## SET EXERCISE
Within the data that follows, how many lines carry the string "help"? Give the number alone.
-- BEGIN TASK INPUT --
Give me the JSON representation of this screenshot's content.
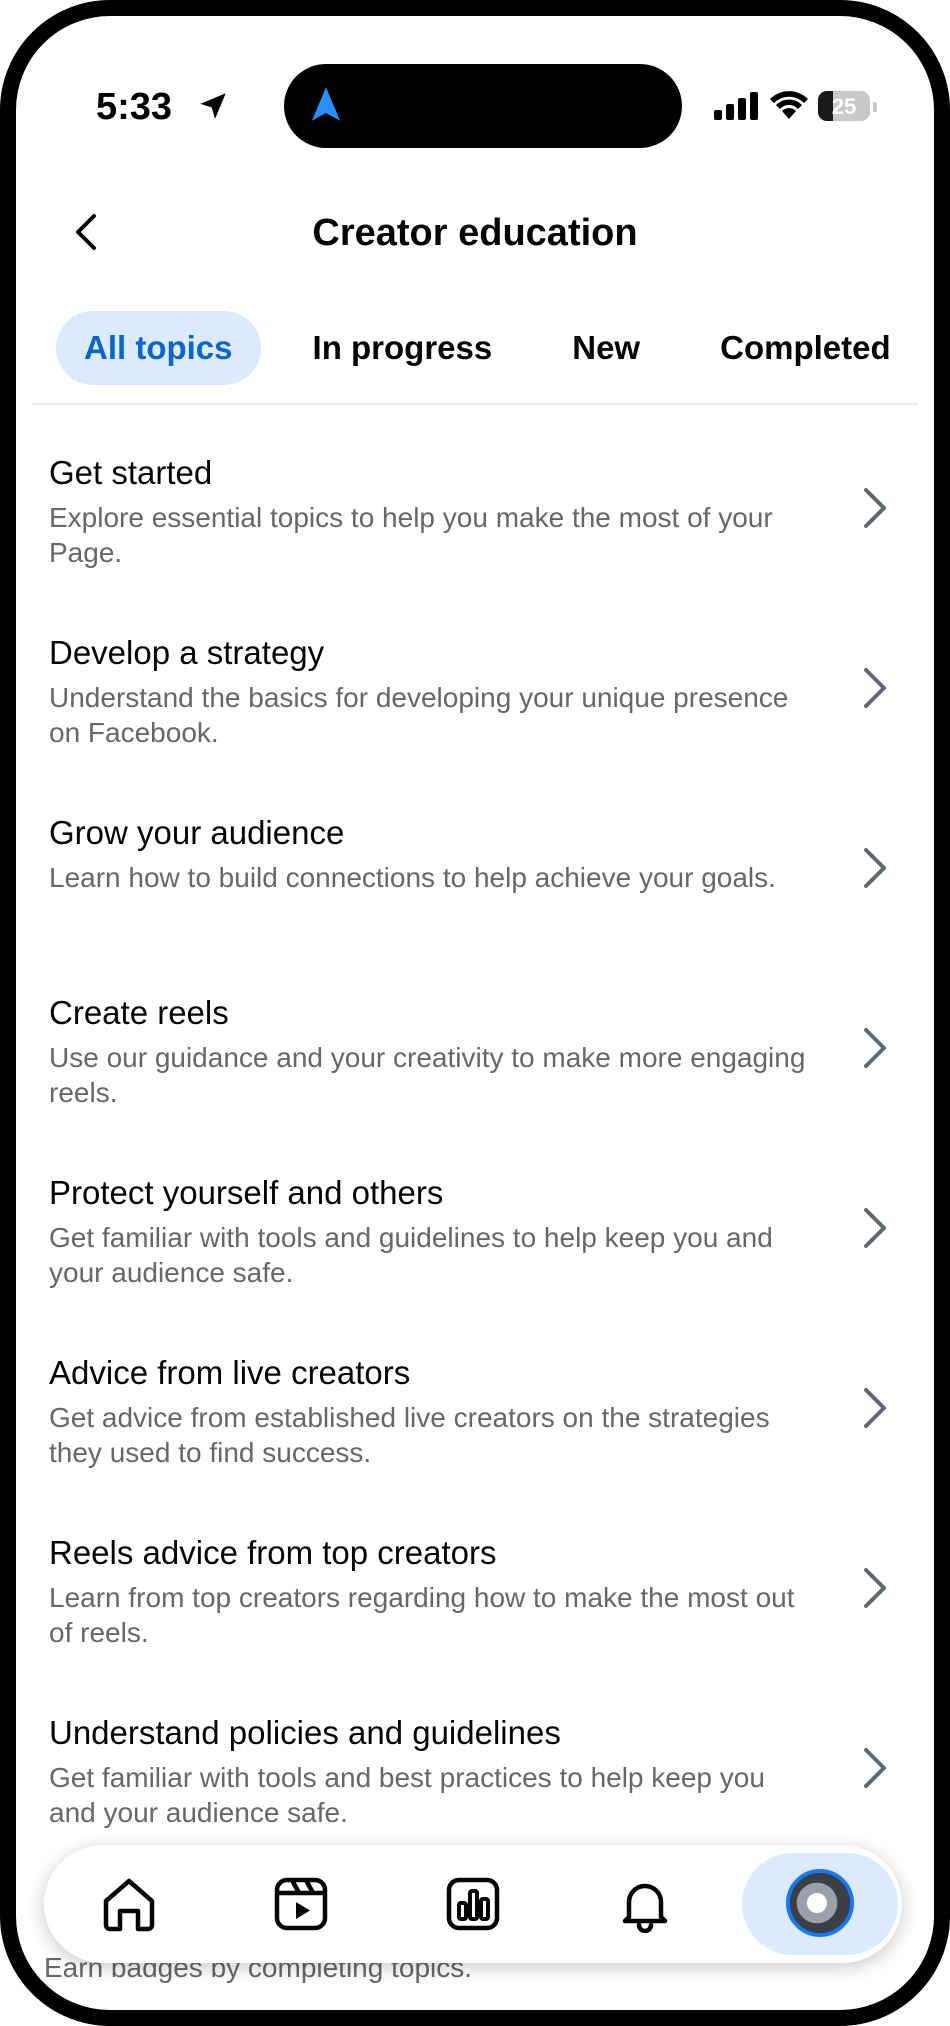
{
  "status_bar": {
    "time": "5:33",
    "battery": "25"
  },
  "header": {
    "title": "Creator education"
  },
  "tabs": [
    {
      "label": "All topics",
      "active": true
    },
    {
      "label": "In progress",
      "active": false
    },
    {
      "label": "New",
      "active": false
    },
    {
      "label": "Completed",
      "active": false
    }
  ],
  "topics": [
    {
      "title": "Get started",
      "description": "Explore essential topics to help you make the most of your Page."
    },
    {
      "title": "Develop a strategy",
      "description": "Understand the basics for developing your unique presence on Facebook."
    },
    {
      "title": "Grow your audience",
      "description": "Learn how to build connections to help achieve your goals."
    },
    {
      "title": "Create reels",
      "description": "Use our guidance and your creativity to make more engaging reels."
    },
    {
      "title": "Protect yourself and others",
      "description": "Get familiar with tools and guidelines to help keep you and your audience safe."
    },
    {
      "title": "Advice from live creators",
      "description": "Get advice from established live creators on the strategies they used to find success."
    },
    {
      "title": "Reels advice from top creators",
      "description": "Learn from top creators regarding how to make the most out of reels."
    },
    {
      "title": "Understand policies and guidelines",
      "description": "Get familiar with tools and best practices to help keep you and your audience safe."
    }
  ],
  "partial_item": {
    "description": "Earn badges by completing topics."
  },
  "bottom_nav": {
    "items": [
      "home-icon",
      "reels-icon",
      "insights-icon",
      "notifications-icon",
      "profile-avatar"
    ],
    "active": "profile-avatar"
  },
  "colors": {
    "accent": "#0a66c8",
    "tab_active_bg": "#dbeafc",
    "secondary_text": "#65676b"
  }
}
-- END TASK INPUT --
## EXERCISE ANSWER
4